• 2022-07-20 mysql-hashJoin说明


    abstract:

    hash join describe

    hash join:

    Hash Join
    The hash join algorithm is a very recent addition to MySQL and is supported in MySQL
    8.0.18 and later. It marks a significant break with the tradition of nested loop joins
    including the block nested loop variant. It is particularly useful for large joins without
    indexes but can in some cases even outperform an index join.
    MySQL implements a hybrid between a classic in-memory hash join and the on-disk
    GRACE hash join algorithm. 2 If it is possible to store all the hashes in memory, then the
    pure in-memory implementation is used. The join buffer is used for the in-memory part,
    so the amount of memory that can be used for the hashes is limited by join_buffer_
    size . When the join does not fit in memory, the join spills over to disk, but the actual
    join operations are still performed in memory.
    The in-memory hash join algorithm consists of two steps:
    1. One of the tables in the join is chosen as the build table . The hash
    is calculated for the columns required for the join and loaded into
    memory. This is known as the build phase .
    2. The other table in the join is the probe input . For this table, rows
    are read one at a time, and the hash is calculated. Then a hash
    key lookup is performed on the hashes calculated from the build
    table, and the result of the join is generated from the matching
    rows. This is known as the probe phase .
    When the hashes of the build table do not fit into memory, MySQL automatically
    switches to use the on-disk implementation (based on the GRACE hash join algorithm).
    The switch from the in-memory to the on-disk algorithm happens if the join buffer
    becomes full during the build phase. The on-disk algorithm consists of three steps:
    1. Calculate the hashes of all rows in both the build and probe tables
    and store them on disk in several small files partitioned by the
    hash. The number of partitions is chosen to make each partition
    of the probe table fit into the join buffer but with a limit of at most
    128 partitions.
    2. Load the first partition of the build table into memory and iterate
    over the hashes from the probe table in the same way as for the
    probe phase for the in-memory algorithm. Since the partitioning
    in step 1 uses the same hash function for both the build and probe
    tables, it is only necessary to iterate over the first partition of the
    probe table.
    3. Clear the in-memory buffer and continue with the rest of the
    partitions one by one.

•••••

EXERCISE BRIEF — Resume the MySQL hash join notes after their last sentence.

Stored items —

•••••

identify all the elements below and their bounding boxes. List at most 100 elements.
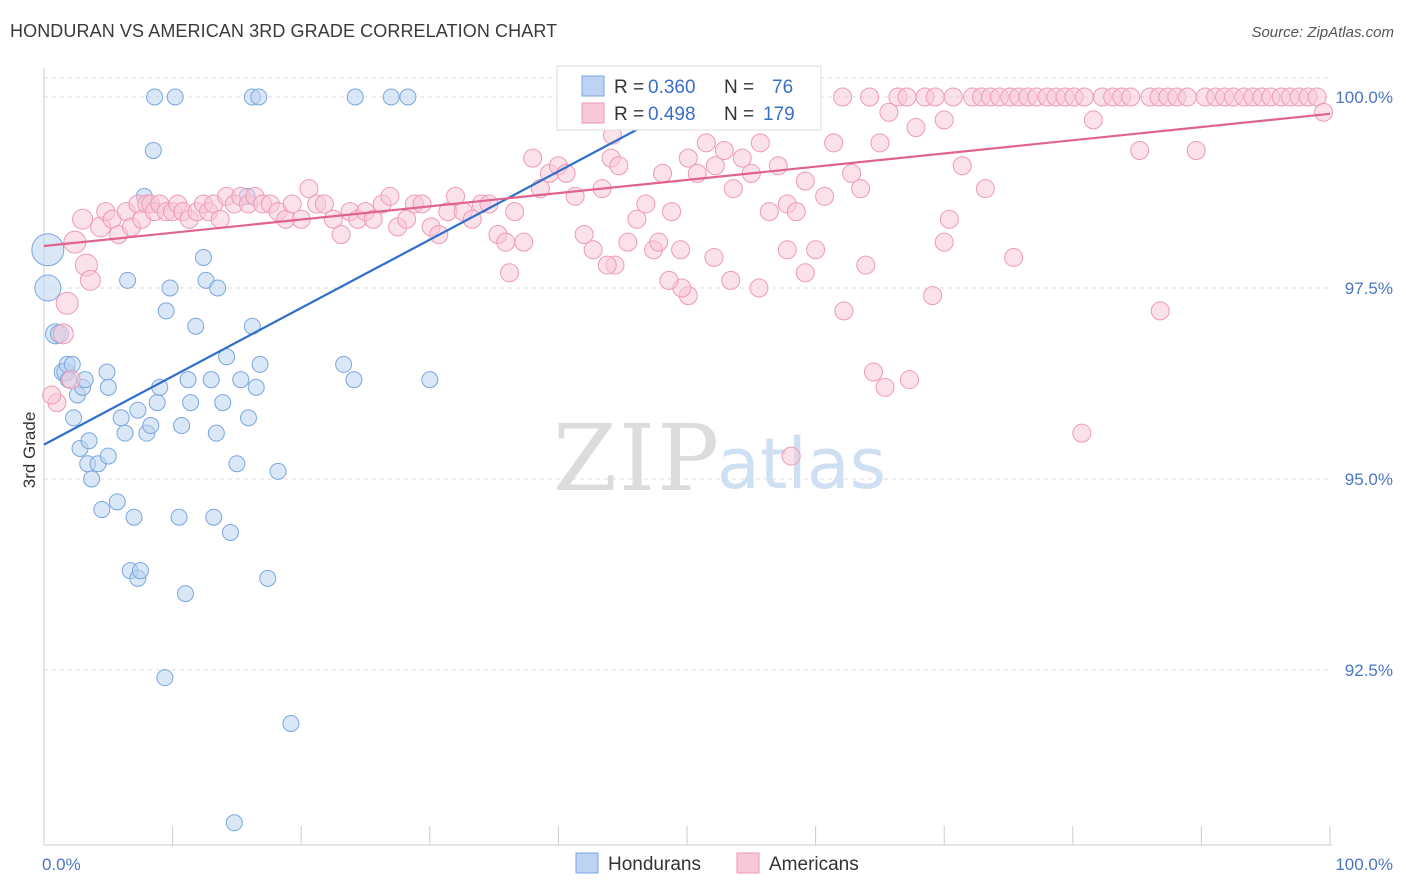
data-point [934, 110, 954, 130]
legend-r-label-hondurans: R = [614, 77, 644, 98]
y-axis-label: 3rd Grade [20, 412, 39, 489]
watermark-zip: ZIP [553, 405, 721, 512]
data-point [251, 355, 269, 373]
data-point [170, 508, 188, 526]
data-point [1072, 423, 1092, 443]
watermark-atlas: atlas [717, 423, 886, 505]
tick-labels: 100.0% 97.5% 95.0% 92.5% 0.0% 100.0% [42, 88, 1393, 874]
source-label: Source: ZipAtlas.com [1251, 24, 1394, 41]
data-point [144, 141, 162, 159]
data-point [446, 186, 466, 206]
data-point [705, 156, 725, 176]
data-point [975, 179, 995, 199]
data-point [156, 669, 174, 687]
trend-line-0 [43, 88, 714, 446]
data-point [31, 233, 65, 267]
data-point [750, 133, 770, 153]
data-point [627, 209, 647, 229]
data-point [346, 88, 364, 106]
data-point [269, 462, 287, 480]
data-point [714, 140, 734, 160]
bottom-legend-label-americans: Americans [769, 854, 859, 875]
data-point [1083, 110, 1103, 130]
data-point [210, 209, 230, 229]
data-point [259, 569, 277, 587]
data-point [777, 240, 797, 260]
data-point [1121, 87, 1141, 107]
legend-r-label-americans: R = [614, 104, 644, 125]
data-point [749, 278, 769, 298]
data-point [194, 248, 212, 266]
data-point [129, 401, 147, 419]
data-point [879, 102, 899, 122]
data-point [851, 179, 871, 199]
data-point [514, 232, 534, 252]
data-point [72, 208, 94, 230]
data-point [52, 323, 74, 345]
data-point [34, 274, 62, 302]
data-point [382, 88, 400, 106]
data-point [597, 255, 617, 275]
data-point [335, 355, 353, 373]
data-point [1177, 87, 1197, 107]
data-point [161, 279, 179, 297]
data-point [574, 225, 594, 245]
data-point [1150, 301, 1170, 321]
data-point [906, 118, 926, 138]
data-point [421, 371, 439, 389]
data-point [179, 371, 197, 389]
data-point [649, 232, 669, 252]
data-point [131, 562, 149, 580]
data-point [1130, 140, 1150, 160]
legend-n-value-americans: 179 [763, 104, 795, 125]
data-point [187, 317, 205, 335]
data-point [363, 209, 383, 229]
data-point [870, 133, 890, 153]
data-point [721, 270, 741, 290]
data-point [146, 88, 164, 106]
data-point [250, 88, 268, 106]
data-point [939, 209, 959, 229]
data-point [80, 432, 98, 450]
data-point [108, 493, 126, 511]
data-point [148, 394, 166, 412]
data-point [732, 148, 752, 168]
data-point [523, 148, 543, 168]
legend-r-value-hondurans: 0.360 [648, 77, 696, 98]
data-point [678, 148, 698, 168]
data-point [331, 225, 351, 245]
data-point [247, 378, 265, 396]
data-point [116, 424, 134, 442]
trend-lines [43, 88, 1331, 446]
legend-swatch-hondurans [581, 75, 605, 97]
data-point [923, 286, 943, 306]
data-point [412, 194, 432, 214]
data-point [636, 194, 656, 214]
data-point [609, 156, 629, 176]
data-point [662, 202, 682, 222]
trend-line-1 [43, 112, 1331, 248]
data-point [166, 88, 184, 106]
legend-n-label-americans: N = [724, 104, 754, 125]
data-point [55, 291, 79, 315]
data-point [202, 371, 220, 389]
data-point [1186, 140, 1206, 160]
data-point [225, 814, 243, 832]
data-point [399, 88, 417, 106]
data-point [397, 209, 417, 229]
data-point [1074, 87, 1094, 107]
data-point [119, 271, 137, 289]
legend-swatch-americans [581, 102, 605, 124]
data-point [505, 202, 525, 222]
legend-box: R = 0.360 N = 76 R = 0.498 N = 179 [556, 65, 822, 131]
data-point [232, 371, 250, 389]
legend-r-value-americans: 0.498 [648, 104, 696, 125]
data-point [496, 232, 516, 252]
chart-title: HONDURAN VS AMERICAN 3RD GRADE CORRELATI… [10, 21, 558, 41]
x-tick-label-max: 100.0% [1335, 855, 1393, 874]
data-point [205, 508, 223, 526]
data-point [860, 87, 880, 107]
data-point [65, 409, 83, 427]
data-point [282, 714, 300, 732]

•••••

EXPECTED ANSWER —
    Both the in-memory and on-disk algorithms use the xxHash64 hash function which
    is known as being fast while still providing hashes of good quality (reducing the number
    of hash collisions). For the optimal performance, the join buffer needs to be large
    enough to fit all the hashes from the build table. That said, the same considerations for
    join_buffer_size exist for hash joins as for block nested loop joins.
    MySQL will use the hash join whenever the block nested loop would otherwise be
    chosen, and the hash join algorithm is supported for the query. At the time of writing,
    the following requirements exist for the hash join algorithm to be used:
    • The join must be an inner join.
    • The join cannot be performed using an index, either because there is
    no available index or because the indexes have been disabled for the
    query.
    • All joins in the query must have at least one equi-join condition
    between the two tables in the join, and only columns from the two
    tables as well as constants are referenced in the condition.
    • As of 8.0.20, anti, semi, and outer joins are also supported. 3 If you join
    the two tables t1 and t2 , then examples of join conditions that are
    supported for hash join include
    t1.t1_val = t2.t2_val
    t1.t1_val = t2.t2_val + 2
    t1.t1_val1 = t2.t2_val AND t1.t1_val2 > 100
    MONTH(t1.t1_val) = MONTH(t2.t2_val)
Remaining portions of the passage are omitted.